- _ENTRIES PROVIDED_
■ ■ ■ ■

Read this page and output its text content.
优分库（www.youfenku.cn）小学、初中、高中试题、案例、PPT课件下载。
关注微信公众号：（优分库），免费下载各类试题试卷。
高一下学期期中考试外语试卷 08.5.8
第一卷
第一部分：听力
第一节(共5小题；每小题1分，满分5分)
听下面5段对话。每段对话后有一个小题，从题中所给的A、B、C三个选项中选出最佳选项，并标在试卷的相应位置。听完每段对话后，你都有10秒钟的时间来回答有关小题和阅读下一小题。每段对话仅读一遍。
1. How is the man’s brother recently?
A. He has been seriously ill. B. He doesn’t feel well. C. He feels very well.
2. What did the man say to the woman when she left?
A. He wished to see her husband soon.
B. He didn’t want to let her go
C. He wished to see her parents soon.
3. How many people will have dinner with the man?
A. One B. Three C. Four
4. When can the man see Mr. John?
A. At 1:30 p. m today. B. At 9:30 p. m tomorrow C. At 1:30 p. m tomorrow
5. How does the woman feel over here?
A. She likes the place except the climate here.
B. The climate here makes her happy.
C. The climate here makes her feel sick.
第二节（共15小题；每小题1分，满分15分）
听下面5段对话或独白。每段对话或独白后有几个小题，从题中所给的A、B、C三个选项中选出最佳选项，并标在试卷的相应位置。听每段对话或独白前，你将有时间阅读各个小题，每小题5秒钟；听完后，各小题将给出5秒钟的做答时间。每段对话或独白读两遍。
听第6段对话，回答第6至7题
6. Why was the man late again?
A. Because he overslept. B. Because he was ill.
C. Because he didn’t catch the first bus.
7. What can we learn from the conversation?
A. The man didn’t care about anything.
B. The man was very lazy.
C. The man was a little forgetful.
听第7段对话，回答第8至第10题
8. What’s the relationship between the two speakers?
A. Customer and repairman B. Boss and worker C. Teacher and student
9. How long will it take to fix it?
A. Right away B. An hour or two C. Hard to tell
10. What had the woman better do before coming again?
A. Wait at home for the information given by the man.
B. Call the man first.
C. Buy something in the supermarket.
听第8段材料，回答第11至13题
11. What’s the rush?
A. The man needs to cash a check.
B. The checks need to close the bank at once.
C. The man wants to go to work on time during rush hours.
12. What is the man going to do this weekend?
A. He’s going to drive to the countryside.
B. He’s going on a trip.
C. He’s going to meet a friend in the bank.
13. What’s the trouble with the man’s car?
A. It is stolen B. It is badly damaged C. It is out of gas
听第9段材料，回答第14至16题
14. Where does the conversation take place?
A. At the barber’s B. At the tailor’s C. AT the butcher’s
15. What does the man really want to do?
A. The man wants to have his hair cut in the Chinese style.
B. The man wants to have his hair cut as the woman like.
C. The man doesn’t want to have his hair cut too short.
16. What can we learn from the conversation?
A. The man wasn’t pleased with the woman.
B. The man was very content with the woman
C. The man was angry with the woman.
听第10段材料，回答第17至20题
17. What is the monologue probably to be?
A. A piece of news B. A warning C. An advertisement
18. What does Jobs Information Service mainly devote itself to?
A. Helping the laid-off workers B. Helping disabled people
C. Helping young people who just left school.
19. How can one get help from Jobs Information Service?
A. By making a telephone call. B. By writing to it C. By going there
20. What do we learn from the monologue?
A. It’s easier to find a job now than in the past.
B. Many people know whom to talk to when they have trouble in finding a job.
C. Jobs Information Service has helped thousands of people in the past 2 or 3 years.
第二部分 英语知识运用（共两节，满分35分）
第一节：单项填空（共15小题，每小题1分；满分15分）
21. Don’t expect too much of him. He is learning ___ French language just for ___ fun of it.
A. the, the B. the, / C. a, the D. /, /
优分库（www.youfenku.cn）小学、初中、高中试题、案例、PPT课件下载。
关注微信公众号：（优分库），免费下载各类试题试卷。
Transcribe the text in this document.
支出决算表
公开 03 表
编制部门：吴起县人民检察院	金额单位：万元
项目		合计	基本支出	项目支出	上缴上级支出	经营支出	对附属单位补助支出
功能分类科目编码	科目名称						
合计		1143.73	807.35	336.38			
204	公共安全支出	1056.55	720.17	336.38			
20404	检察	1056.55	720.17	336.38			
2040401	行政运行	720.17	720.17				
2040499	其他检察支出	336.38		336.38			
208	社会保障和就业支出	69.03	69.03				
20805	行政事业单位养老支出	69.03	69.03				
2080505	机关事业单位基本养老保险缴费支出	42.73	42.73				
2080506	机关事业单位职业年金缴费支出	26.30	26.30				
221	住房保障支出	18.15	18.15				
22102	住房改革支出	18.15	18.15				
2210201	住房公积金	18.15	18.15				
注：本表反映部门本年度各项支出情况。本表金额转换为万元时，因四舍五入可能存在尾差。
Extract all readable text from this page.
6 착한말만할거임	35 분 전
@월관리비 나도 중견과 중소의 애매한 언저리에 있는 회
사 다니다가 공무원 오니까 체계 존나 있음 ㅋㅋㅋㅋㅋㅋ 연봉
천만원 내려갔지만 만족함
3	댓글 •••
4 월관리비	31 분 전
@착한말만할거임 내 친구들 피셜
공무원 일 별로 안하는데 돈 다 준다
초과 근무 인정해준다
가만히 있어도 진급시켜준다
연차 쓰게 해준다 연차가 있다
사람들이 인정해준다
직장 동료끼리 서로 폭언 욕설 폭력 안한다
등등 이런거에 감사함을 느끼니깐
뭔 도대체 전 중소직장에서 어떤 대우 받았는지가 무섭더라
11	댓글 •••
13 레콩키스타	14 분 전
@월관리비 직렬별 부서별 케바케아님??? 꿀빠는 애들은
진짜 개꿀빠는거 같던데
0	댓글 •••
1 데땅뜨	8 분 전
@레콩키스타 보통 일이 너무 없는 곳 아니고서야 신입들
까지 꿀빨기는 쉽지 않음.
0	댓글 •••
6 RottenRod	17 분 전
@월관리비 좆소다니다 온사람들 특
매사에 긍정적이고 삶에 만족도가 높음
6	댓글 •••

■ ■ ■ ■

- _PROBLEM_
Please extract exactly, and only, the lines from the line containing "Extract all readable text from this page." through the last line of the records.

- _TASK SOLUTION_
Extract all readable text from this page.
6 착한말만할거임	35 분 전
@월관리비 나도 중견과 중소의 애매한 언저리에 있는 회
사 다니다가 공무원 오니까 체계 존나 있음 ㅋㅋㅋㅋㅋㅋ 연봉
천만원 내려갔지만 만족함
3	댓글 •••
4 월관리비	31 분 전
@착한말만할거임 내 친구들 피셜
공무원 일 별로 안하는데 돈 다 준다
초과 근무 인정해준다
가만히 있어도 진급시켜준다
연차 쓰게 해준다 연차가 있다
사람들이 인정해준다
직장 동료끼리 서로 폭언 욕설 폭력 안한다
등등 이런거에 감사함을 느끼니깐
뭔 도대체 전 중소직장에서 어떤 대우 받았는지가 무섭더라
11	댓글 •••
13 레콩키스타	14 분 전
@월관리비 직렬별 부서별 케바케아님??? 꿀빠는 애들은
진짜 개꿀빠는거 같던데
0	댓글 •••
1 데땅뜨	8 분 전
@레콩키스타 보통 일이 너무 없는 곳 아니고서야 신입들
까지 꿀빨기는 쉽지 않음.
0	댓글 •••
6 RottenRod	17 분 전
@월관리비 좆소다니다 온사람들 특
매사에 긍정적이고 삶에 만족도가 높음
6	댓글 •••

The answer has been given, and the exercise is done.